[SHORT EXERCISE]
State how many lines in the listing below include the word "title", and add nothing besides the number.

[EXCERPTED DATA]

┄┄┄┄┄┄

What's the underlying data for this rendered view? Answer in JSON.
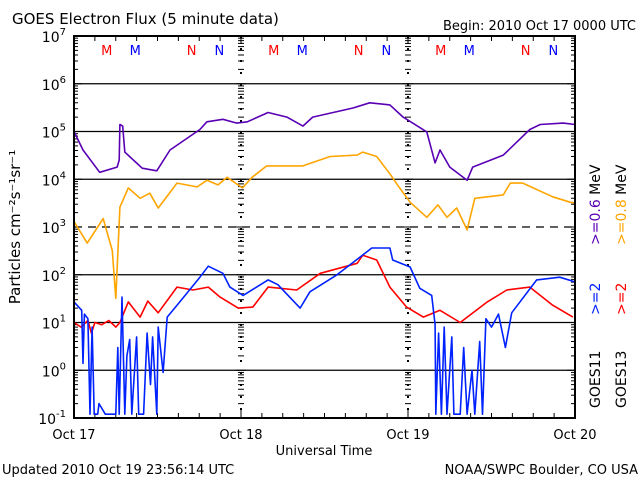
{
  "chart_data": {
    "type": "line",
    "title": "GOES Electron Flux (5 minute data)",
    "begin": "Begin: 2010 Oct 17 0000 UTC",
    "xlabel": "Universal Time",
    "ylabel": "Particles cm⁻²s⁻¹sr⁻¹",
    "x_unit": "hours since 2010 Oct 17 0000 UTC",
    "xlim": [
      0,
      72
    ],
    "x_ticks": [
      {
        "hour": 0,
        "label": "Oct 17"
      },
      {
        "hour": 24,
        "label": "Oct 18"
      },
      {
        "hour": 48,
        "label": "Oct 19"
      },
      {
        "hour": 72,
        "label": "Oct 20"
      }
    ],
    "ylim": [
      0.1,
      10000000
    ],
    "yscale": "log",
    "y_ticks": [
      {
        "base": "10",
        "exp": "7"
      },
      {
        "base": "10",
        "exp": "6"
      },
      {
        "base": "10",
        "exp": "5"
      },
      {
        "base": "10",
        "exp": "4"
      },
      {
        "base": "10",
        "exp": "3"
      },
      {
        "base": "10",
        "exp": "2"
      },
      {
        "base": "10",
        "exp": "1"
      },
      {
        "base": "10",
        "exp": "0"
      },
      {
        "base": "10",
        "exp": "-1"
      }
    ],
    "markers": [
      {
        "hour": 4.7,
        "label": "M",
        "color": "#ff0000"
      },
      {
        "hour": 8.8,
        "label": "M",
        "color": "#0000ff"
      },
      {
        "hour": 16.9,
        "label": "N",
        "color": "#ff0000"
      },
      {
        "hour": 20.9,
        "label": "N",
        "color": "#0000ff"
      },
      {
        "hour": 28.7,
        "label": "M",
        "color": "#ff0000"
      },
      {
        "hour": 32.8,
        "label": "M",
        "color": "#0000ff"
      },
      {
        "hour": 40.9,
        "label": "N",
        "color": "#ff0000"
      },
      {
        "hour": 44.9,
        "label": "N",
        "color": "#0000ff"
      },
      {
        "hour": 52.7,
        "label": "M",
        "color": "#ff0000"
      },
      {
        "hour": 56.8,
        "label": "M",
        "color": "#0000ff"
      },
      {
        "hour": 64.9,
        "label": "N",
        "color": "#ff0000"
      },
      {
        "hour": 68.9,
        "label": "N",
        "color": "#0000ff"
      }
    ],
    "legend": [
      {
        "satellite": "GOES11",
        "entries": [
          {
            "label": ">=2",
            "color": "#0022ff"
          },
          {
            "label": ">=0.6 MeV",
            "color": "#5a00b4"
          }
        ]
      },
      {
        "satellite": "GOES13",
        "entries": [
          {
            "label": ">=2",
            "color": "#ff0000"
          },
          {
            "label": ">=0.8 MeV",
            "color": "#ffa500"
          }
        ]
      }
    ],
    "series": [
      {
        "name": "GOES11 >=0.6 MeV",
        "color": "#5a00b4",
        "points": [
          [
            0,
            100000.0
          ],
          [
            1.3,
            41000.0
          ],
          [
            3.7,
            14000.0
          ],
          [
            6.2,
            18000.0
          ],
          [
            6.5,
            25000.0
          ],
          [
            6.6,
            140000.0
          ],
          [
            7.0,
            130000.0
          ],
          [
            7.3,
            37000.0
          ],
          [
            9.8,
            17000.0
          ],
          [
            11.9,
            15000.0
          ],
          [
            13.8,
            41000.0
          ],
          [
            18.1,
            110000.0
          ],
          [
            19.1,
            160000.0
          ],
          [
            21.4,
            180000.0
          ],
          [
            23.4,
            150000.0
          ],
          [
            24.9,
            160000.0
          ],
          [
            27.9,
            250000.0
          ],
          [
            30.6,
            200000.0
          ],
          [
            32.9,
            130000.0
          ],
          [
            34.3,
            200000.0
          ],
          [
            40.1,
            310000.0
          ],
          [
            42.5,
            400000.0
          ],
          [
            45.4,
            360000.0
          ],
          [
            47.3,
            200000.0
          ],
          [
            50.7,
            98000.0
          ],
          [
            51.9,
            22000.0
          ],
          [
            52.6,
            41000.0
          ],
          [
            54,
            18000.0
          ],
          [
            56.5,
            9500.0
          ],
          [
            57.3,
            18000.0
          ],
          [
            61.7,
            32000.0
          ],
          [
            65.5,
            110000.0
          ],
          [
            67,
            140000.0
          ],
          [
            70.3,
            150000.0
          ],
          [
            72,
            140000.0
          ]
        ]
      },
      {
        "name": "GOES13 >=0.8 MeV",
        "color": "#ffa500",
        "points": [
          [
            0,
            1300.0
          ],
          [
            1.9,
            460.0
          ],
          [
            4.2,
            1500.0
          ],
          [
            5.5,
            320.0
          ],
          [
            6.0,
            32
          ],
          [
            6.6,
            2600.0
          ],
          [
            7.8,
            6600.0
          ],
          [
            9.5,
            4000.0
          ],
          [
            10.9,
            5100.0
          ],
          [
            12.1,
            2500.0
          ],
          [
            14.8,
            8300.0
          ],
          [
            17.7,
            6900.0
          ],
          [
            19.1,
            9500.0
          ],
          [
            20.7,
            7600.0
          ],
          [
            22,
            11000.0
          ],
          [
            24.2,
            6600.0
          ],
          [
            25.6,
            11000.0
          ],
          [
            27.7,
            19000.0
          ],
          [
            32.9,
            19000.0
          ],
          [
            36.8,
            30000.0
          ],
          [
            40.7,
            32000.0
          ],
          [
            41.5,
            37000.0
          ],
          [
            43.5,
            30000.0
          ],
          [
            45.4,
            13000.0
          ],
          [
            46.8,
            6600.0
          ],
          [
            48.3,
            3300.0
          ],
          [
            50.7,
            1600.0
          ],
          [
            52.3,
            2900.0
          ],
          [
            53.6,
            1600.0
          ],
          [
            55,
            2500.0
          ],
          [
            56.5,
            870.0
          ],
          [
            57.6,
            4000.0
          ],
          [
            61.7,
            4700.0
          ],
          [
            62.7,
            8300.0
          ],
          [
            64.5,
            8300.0
          ],
          [
            68.8,
            4300.0
          ],
          [
            71.3,
            3300.0
          ],
          [
            72,
            3200.0
          ]
        ]
      },
      {
        "name": "GOES13 >=2 MeV",
        "color": "#ff0000",
        "points": [
          [
            0,
            10
          ],
          [
            1,
            8
          ],
          [
            2,
            11
          ],
          [
            2.5,
            6
          ],
          [
            3,
            10
          ],
          [
            4,
            9
          ],
          [
            5,
            11
          ],
          [
            6,
            8
          ],
          [
            6.6,
            10
          ],
          [
            7.8,
            27
          ],
          [
            9.5,
            13
          ],
          [
            10.6,
            28
          ],
          [
            12.1,
            16
          ],
          [
            14.8,
            55
          ],
          [
            17.1,
            48
          ],
          [
            19.3,
            55
          ],
          [
            21,
            34
          ],
          [
            23.6,
            20
          ],
          [
            25.7,
            21
          ],
          [
            27.9,
            55
          ],
          [
            32,
            48
          ],
          [
            35.4,
            107
          ],
          [
            40.7,
            174
          ],
          [
            41.5,
            257
          ],
          [
            43.5,
            204
          ],
          [
            45.4,
            55
          ],
          [
            47.8,
            21
          ],
          [
            50.2,
            13
          ],
          [
            52.6,
            18
          ],
          [
            55.5,
            10
          ],
          [
            59.4,
            27
          ],
          [
            62.2,
            48
          ],
          [
            65.5,
            55
          ],
          [
            68.8,
            23
          ],
          [
            71.7,
            13
          ]
        ]
      },
      {
        "name": "GOES11 >=2 MeV",
        "color": "#0022ff",
        "points": [
          [
            0,
            27
          ],
          [
            1.1,
            18
          ],
          [
            1.3,
            1.4
          ],
          [
            1.5,
            15
          ],
          [
            2.0,
            12
          ],
          [
            2.3,
            0.12
          ],
          [
            2.6,
            8
          ],
          [
            2.9,
            0.12
          ],
          [
            3.4,
            0.12
          ],
          [
            3.6,
            0.2
          ],
          [
            4.5,
            0.12
          ],
          [
            6.0,
            0.12
          ],
          [
            6.3,
            3
          ],
          [
            6.5,
            0.12
          ],
          [
            6.9,
            34
          ],
          [
            7.3,
            0.12
          ],
          [
            7.6,
            2
          ],
          [
            8.0,
            4.4
          ],
          [
            8.3,
            0.12
          ],
          [
            9.0,
            5
          ],
          [
            9.3,
            0.12
          ],
          [
            10.0,
            0.12
          ],
          [
            10.5,
            6
          ],
          [
            11,
            0.5
          ],
          [
            11.3,
            5
          ],
          [
            11.9,
            0.12
          ],
          [
            12.1,
            8
          ],
          [
            12.8,
            0.9
          ],
          [
            13.4,
            13
          ],
          [
            15.2,
            27
          ],
          [
            18.1,
            89
          ],
          [
            19.3,
            151
          ],
          [
            21.4,
            107
          ],
          [
            22.4,
            55
          ],
          [
            24.3,
            37
          ],
          [
            27.9,
            78
          ],
          [
            29.3,
            62
          ],
          [
            32.5,
            20
          ],
          [
            33.9,
            44
          ],
          [
            37.8,
            100
          ],
          [
            41.1,
            234
          ],
          [
            42.8,
            363
          ],
          [
            45.4,
            363
          ],
          [
            45.8,
            204
          ],
          [
            48.3,
            145
          ],
          [
            49.7,
            52
          ],
          [
            51.4,
            37
          ],
          [
            51.9,
            9
          ],
          [
            52,
            0.12
          ],
          [
            52.4,
            6
          ],
          [
            52.8,
            0.12
          ],
          [
            53.2,
            8
          ],
          [
            53.6,
            0.12
          ],
          [
            54.3,
            5
          ],
          [
            54.6,
            0.12
          ],
          [
            55.5,
            0.12
          ],
          [
            56,
            3
          ],
          [
            56.5,
            0.12
          ],
          [
            57.2,
            1
          ],
          [
            57.6,
            0.12
          ],
          [
            58.3,
            4
          ],
          [
            58.7,
            0.12
          ],
          [
            59.2,
            12
          ],
          [
            60,
            8
          ],
          [
            61,
            15
          ],
          [
            62,
            3
          ],
          [
            62.9,
            16
          ],
          [
            66.5,
            78
          ],
          [
            69.8,
            89
          ],
          [
            72,
            71
          ]
        ]
      }
    ]
  },
  "footer": {
    "updated": "Updated 2010 Oct 19 23:56:14 UTC",
    "source": "NOAA/SWPC Boulder, CO USA"
  }
}
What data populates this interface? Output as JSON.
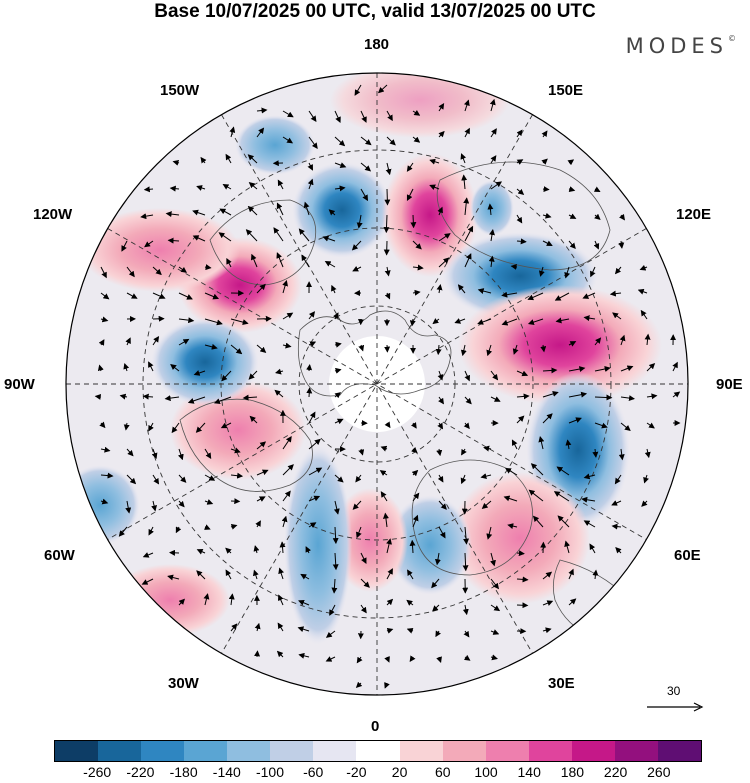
{
  "title": "Base 10/07/2025 00 UTC, valid 13/07/2025 00 UTC",
  "logo": "MODES",
  "logo_mark": "©",
  "longitude_labels": {
    "top": "180",
    "bottom": "0",
    "left": "90W",
    "right": "90E",
    "upper_left_1": "150W",
    "upper_left_2": "120W",
    "upper_right_1": "150E",
    "upper_right_2": "120E",
    "lower_left_1": "60W",
    "lower_left_2": "30W",
    "lower_right_1": "60E",
    "lower_right_2": "30E"
  },
  "reference_vector": {
    "label": "30"
  },
  "colorbar": {
    "colors": [
      "#0d3d66",
      "#18669b",
      "#2f86c1",
      "#5aa5d3",
      "#8fbee0",
      "#c0cfe6",
      "#e6e6f2",
      "#ffffff",
      "#f9d3d6",
      "#f3aab9",
      "#ee7fae",
      "#e0449d",
      "#c51888",
      "#93107e",
      "#5f0e73"
    ],
    "tick_labels": [
      "-260",
      "-220",
      "-180",
      "-140",
      "-100",
      "-60",
      "-20",
      "20",
      "60",
      "100",
      "140",
      "180",
      "220",
      "260"
    ]
  },
  "anomaly_centers": [
    {
      "sign": "negative",
      "strength": 3
    },
    {
      "sign": "negative",
      "strength": 4
    },
    {
      "sign": "positive",
      "strength": 4
    },
    {
      "sign": "negative",
      "strength": 3
    },
    {
      "sign": "negative",
      "strength": 4
    },
    {
      "sign": "positive",
      "strength": 4
    },
    {
      "sign": "negative",
      "strength": 4
    },
    {
      "sign": "positive",
      "strength": 3
    },
    {
      "sign": "negative",
      "strength": 3
    },
    {
      "sign": "positive",
      "strength": 3
    },
    {
      "sign": "negative",
      "strength": 4
    },
    {
      "sign": "positive",
      "strength": 3
    },
    {
      "sign": "positive",
      "strength": 3
    },
    {
      "sign": "negative",
      "strength": 2
    },
    {
      "sign": "positive",
      "strength": 2
    }
  ]
}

┄┄┄┄┄┄

[EXERCISE RESPONSE]
2